>>>

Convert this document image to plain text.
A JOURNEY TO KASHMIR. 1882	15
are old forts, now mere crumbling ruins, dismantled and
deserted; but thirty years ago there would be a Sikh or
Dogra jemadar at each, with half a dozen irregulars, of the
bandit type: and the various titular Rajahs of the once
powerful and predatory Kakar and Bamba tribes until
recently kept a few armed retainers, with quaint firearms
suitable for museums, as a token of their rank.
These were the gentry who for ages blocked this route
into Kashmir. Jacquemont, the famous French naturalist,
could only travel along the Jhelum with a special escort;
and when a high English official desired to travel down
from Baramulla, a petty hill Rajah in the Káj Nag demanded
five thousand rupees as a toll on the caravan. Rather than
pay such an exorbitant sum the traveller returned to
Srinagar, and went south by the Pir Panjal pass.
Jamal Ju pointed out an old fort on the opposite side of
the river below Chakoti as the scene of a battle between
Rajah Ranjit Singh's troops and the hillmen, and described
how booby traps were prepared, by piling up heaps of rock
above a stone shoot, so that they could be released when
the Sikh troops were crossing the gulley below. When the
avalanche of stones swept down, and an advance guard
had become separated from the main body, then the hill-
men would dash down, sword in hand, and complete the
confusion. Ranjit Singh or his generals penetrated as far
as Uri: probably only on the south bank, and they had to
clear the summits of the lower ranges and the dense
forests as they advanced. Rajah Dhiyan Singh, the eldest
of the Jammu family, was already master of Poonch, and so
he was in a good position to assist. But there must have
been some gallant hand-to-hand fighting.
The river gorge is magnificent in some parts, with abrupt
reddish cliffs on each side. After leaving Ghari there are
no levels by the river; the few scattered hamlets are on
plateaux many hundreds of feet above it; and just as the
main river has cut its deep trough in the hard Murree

<<<

**Task objective:**
From the listing, copy every line where the string "with" appears.

**Answer for the task:**
Dogra jemadar at each, with half a dozen irregulars, of the
recently kept a few armed retainers, with quaint firearms
could only travel along the Jhelum with a special escort;
The river gorge is magnificent in some parts, with abrupt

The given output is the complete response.